**ENTRIES SUPPLIED**

****************

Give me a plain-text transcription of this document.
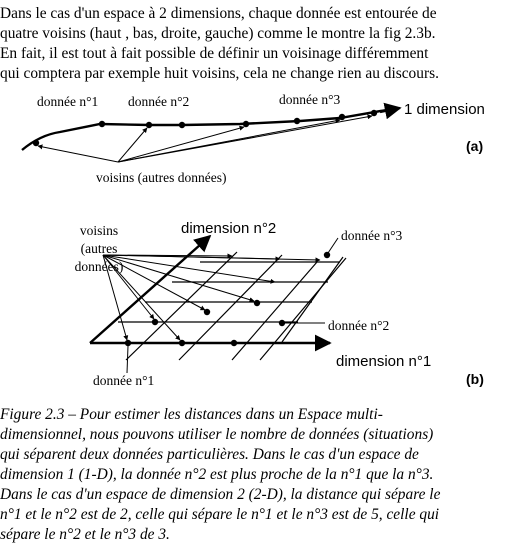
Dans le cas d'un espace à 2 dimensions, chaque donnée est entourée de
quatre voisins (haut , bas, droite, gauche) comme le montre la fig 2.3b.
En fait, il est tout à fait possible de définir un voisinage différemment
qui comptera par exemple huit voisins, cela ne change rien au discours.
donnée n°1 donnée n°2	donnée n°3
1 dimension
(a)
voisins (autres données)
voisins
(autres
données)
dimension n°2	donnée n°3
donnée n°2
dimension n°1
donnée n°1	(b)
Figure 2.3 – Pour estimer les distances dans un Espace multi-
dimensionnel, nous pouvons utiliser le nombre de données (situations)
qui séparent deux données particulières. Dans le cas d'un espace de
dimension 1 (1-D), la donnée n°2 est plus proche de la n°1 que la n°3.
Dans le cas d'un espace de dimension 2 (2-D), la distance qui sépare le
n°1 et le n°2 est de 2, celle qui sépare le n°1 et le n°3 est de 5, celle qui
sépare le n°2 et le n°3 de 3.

****************

**SET EXERCISE**
Leave out the pictures and retype every line above exactly.

**SOLVED PROBLEM**
Give me a plain-text transcription of this document.
Dans le cas d'un espace à 2 dimensions, chaque donnée est entourée de
quatre voisins (haut , bas, droite, gauche) comme le montre la fig 2.3b.
En fait, il est tout à fait possible de définir un voisinage différemment
qui comptera par exemple huit voisins, cela ne change rien au discours.
donnée n°1 donnée n°2	donnée n°3
1 dimension
(a)
voisins (autres données)
voisins
(autres
données)
dimension n°2	donnée n°3
donnée n°2
dimension n°1
donnée n°1	(b)
Figure 2.3 – Pour estimer les distances dans un Espace multi-
dimensionnel, nous pouvons utiliser le nombre de données (situations)
qui séparent deux données particulières. Dans le cas d'un espace de
dimension 1 (1-D), la donnée n°2 est plus proche de la n°1 que la n°3.
Dans le cas d'un espace de dimension 2 (2-D), la distance qui sépare le
n°1 et le n°2 est de 2, celle qui sépare le n°1 et le n°3 est de 5, celle qui
sépare le n°2 et le n°3 de 3.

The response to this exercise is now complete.